[Dataset rows about figures]
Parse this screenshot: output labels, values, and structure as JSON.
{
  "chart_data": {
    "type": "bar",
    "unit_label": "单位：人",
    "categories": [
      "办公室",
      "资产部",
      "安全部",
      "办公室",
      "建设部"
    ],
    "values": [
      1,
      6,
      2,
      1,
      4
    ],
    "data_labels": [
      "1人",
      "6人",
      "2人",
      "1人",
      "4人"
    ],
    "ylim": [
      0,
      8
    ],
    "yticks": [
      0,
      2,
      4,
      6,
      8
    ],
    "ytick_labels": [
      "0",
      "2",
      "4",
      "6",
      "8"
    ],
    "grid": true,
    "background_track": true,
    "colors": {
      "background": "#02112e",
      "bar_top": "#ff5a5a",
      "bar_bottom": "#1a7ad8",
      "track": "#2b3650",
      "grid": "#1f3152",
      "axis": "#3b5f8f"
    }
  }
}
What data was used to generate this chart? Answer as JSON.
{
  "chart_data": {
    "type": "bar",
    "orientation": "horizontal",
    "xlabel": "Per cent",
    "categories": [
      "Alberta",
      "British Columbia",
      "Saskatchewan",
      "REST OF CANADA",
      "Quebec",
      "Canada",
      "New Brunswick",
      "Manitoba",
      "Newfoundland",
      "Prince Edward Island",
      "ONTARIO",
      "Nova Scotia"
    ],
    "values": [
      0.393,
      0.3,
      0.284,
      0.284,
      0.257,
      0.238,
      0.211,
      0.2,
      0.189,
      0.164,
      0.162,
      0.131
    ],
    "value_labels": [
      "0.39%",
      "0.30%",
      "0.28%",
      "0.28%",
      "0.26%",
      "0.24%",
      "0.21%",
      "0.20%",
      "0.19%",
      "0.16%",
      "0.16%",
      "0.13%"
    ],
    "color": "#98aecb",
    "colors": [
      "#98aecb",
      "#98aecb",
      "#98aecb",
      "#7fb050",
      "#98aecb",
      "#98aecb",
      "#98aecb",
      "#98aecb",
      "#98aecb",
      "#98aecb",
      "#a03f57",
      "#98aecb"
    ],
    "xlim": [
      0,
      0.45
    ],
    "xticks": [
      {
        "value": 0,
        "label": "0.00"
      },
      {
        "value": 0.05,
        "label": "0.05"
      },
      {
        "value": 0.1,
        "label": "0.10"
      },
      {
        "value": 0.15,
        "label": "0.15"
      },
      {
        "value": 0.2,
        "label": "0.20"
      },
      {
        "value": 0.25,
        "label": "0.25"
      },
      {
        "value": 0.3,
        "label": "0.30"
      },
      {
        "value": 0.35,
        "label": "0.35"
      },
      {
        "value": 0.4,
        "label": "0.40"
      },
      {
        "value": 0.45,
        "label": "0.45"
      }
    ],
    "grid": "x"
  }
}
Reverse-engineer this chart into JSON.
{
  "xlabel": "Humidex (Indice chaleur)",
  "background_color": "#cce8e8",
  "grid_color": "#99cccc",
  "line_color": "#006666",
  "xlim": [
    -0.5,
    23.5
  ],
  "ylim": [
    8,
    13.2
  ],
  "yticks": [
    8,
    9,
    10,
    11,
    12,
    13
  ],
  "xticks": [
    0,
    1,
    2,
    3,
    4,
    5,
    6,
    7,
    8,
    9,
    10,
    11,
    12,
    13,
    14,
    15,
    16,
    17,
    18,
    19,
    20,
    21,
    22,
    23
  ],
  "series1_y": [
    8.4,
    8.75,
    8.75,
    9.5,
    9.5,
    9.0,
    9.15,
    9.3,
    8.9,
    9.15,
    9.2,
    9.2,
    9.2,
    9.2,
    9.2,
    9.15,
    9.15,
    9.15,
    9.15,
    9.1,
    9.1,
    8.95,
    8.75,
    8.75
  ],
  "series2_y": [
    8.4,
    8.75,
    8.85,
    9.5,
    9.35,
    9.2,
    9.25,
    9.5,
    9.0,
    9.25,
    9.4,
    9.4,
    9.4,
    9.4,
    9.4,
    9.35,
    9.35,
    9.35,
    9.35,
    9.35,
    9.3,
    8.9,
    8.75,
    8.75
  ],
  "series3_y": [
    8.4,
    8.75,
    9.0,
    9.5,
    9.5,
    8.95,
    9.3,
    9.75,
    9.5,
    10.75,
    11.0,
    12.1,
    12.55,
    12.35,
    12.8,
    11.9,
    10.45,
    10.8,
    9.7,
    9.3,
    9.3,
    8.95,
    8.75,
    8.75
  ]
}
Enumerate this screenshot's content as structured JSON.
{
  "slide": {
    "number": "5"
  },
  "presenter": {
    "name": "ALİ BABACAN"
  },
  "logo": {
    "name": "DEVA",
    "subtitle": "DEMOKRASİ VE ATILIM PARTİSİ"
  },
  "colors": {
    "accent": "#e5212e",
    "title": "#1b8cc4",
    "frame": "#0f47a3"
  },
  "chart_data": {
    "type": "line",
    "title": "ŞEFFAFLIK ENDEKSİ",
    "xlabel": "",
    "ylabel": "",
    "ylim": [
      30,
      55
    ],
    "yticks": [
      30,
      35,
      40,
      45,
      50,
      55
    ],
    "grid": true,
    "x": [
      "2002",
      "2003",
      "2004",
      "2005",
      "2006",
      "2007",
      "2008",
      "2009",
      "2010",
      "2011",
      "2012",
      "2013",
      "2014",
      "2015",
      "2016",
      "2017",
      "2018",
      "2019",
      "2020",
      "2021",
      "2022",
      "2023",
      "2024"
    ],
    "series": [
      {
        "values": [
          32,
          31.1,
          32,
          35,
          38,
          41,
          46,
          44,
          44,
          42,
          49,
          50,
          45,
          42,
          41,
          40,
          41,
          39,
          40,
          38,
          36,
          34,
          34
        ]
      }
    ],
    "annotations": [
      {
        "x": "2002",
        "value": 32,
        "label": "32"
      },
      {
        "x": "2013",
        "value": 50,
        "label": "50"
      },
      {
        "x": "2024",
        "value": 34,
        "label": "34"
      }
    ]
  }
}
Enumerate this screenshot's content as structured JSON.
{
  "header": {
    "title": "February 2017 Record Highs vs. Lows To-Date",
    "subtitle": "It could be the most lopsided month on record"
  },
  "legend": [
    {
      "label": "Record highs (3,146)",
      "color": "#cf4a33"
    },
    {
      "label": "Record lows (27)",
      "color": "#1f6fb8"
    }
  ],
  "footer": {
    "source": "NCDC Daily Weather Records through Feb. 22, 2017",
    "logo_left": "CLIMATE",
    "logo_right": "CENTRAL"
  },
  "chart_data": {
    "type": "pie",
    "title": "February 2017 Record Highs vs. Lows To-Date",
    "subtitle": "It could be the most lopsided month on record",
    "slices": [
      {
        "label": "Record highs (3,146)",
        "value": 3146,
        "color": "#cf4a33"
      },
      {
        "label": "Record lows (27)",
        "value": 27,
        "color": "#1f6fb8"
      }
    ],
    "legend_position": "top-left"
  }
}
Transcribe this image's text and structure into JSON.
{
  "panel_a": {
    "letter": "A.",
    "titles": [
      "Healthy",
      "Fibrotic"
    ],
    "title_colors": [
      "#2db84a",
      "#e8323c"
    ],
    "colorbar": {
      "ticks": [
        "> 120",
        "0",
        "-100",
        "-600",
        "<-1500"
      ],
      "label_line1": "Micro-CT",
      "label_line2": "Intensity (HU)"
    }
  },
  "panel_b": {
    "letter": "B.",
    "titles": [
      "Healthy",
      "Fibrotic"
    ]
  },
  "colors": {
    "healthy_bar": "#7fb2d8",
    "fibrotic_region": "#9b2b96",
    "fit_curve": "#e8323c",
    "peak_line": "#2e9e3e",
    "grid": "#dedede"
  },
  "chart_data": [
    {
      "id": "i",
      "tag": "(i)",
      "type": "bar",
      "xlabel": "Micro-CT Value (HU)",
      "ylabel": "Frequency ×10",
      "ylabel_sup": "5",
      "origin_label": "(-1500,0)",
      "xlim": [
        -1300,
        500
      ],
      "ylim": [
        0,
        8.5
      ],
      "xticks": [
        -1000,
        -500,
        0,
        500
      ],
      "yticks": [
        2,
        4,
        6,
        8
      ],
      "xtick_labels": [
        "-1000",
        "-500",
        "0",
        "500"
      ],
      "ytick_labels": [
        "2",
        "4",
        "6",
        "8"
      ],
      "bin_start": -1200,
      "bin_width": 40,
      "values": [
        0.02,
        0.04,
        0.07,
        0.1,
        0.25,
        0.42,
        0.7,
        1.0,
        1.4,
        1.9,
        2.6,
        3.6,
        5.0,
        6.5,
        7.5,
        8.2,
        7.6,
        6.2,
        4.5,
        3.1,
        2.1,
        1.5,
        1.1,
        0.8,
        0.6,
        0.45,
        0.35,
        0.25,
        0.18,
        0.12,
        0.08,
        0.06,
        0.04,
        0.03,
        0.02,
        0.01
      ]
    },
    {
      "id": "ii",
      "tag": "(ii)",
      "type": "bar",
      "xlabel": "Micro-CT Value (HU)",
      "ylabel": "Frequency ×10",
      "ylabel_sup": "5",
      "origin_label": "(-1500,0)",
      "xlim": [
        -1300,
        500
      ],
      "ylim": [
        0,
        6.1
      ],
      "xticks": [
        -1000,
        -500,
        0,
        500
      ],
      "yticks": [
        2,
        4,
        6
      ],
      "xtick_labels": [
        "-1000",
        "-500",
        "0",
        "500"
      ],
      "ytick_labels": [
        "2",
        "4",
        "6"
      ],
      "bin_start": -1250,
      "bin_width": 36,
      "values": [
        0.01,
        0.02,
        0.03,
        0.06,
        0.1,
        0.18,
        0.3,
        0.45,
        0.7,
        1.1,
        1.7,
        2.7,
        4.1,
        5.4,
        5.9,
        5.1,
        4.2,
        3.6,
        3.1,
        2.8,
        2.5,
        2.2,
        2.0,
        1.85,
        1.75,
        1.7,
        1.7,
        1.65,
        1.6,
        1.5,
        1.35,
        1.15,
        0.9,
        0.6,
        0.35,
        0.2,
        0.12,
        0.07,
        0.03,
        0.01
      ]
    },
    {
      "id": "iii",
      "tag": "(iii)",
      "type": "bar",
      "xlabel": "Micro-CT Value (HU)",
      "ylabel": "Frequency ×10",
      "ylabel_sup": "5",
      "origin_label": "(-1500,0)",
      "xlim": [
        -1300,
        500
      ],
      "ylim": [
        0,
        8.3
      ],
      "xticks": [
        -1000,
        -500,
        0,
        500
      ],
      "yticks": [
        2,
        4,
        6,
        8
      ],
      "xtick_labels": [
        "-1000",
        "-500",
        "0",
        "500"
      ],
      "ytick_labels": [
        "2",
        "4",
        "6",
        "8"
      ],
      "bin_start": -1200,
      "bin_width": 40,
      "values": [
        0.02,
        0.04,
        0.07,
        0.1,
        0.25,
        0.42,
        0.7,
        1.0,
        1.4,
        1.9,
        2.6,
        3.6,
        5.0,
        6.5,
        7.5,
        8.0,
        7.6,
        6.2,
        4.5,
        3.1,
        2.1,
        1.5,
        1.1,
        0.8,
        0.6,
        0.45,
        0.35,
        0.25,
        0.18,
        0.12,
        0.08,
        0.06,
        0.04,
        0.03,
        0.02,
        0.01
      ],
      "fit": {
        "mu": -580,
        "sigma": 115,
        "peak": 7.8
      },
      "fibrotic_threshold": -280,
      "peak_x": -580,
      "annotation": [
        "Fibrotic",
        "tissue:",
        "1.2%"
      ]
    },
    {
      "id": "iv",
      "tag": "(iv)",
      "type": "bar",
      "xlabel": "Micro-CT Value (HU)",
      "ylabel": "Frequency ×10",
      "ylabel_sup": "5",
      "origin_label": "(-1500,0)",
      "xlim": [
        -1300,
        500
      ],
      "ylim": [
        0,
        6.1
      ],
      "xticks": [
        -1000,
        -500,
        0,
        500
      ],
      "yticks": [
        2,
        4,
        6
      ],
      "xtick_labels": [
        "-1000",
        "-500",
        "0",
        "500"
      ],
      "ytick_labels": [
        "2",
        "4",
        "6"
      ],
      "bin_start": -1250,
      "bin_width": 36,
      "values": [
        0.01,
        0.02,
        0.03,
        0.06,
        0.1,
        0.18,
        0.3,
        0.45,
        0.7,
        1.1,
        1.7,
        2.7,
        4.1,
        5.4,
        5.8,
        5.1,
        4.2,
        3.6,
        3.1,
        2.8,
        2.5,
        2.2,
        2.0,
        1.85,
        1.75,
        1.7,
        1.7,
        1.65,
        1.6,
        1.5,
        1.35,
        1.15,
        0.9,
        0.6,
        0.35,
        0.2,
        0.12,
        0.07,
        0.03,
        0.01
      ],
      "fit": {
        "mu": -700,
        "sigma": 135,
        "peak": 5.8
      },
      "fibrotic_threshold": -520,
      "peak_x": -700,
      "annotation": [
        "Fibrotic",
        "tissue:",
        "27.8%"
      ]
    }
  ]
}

## [Exercise instructions]
Copy each line that holds the word "most".

## [Exercise solution]
    "subtitle": "It could be the most lopsided month on record"
    "subtitle": "It could be the most lopsided month on record",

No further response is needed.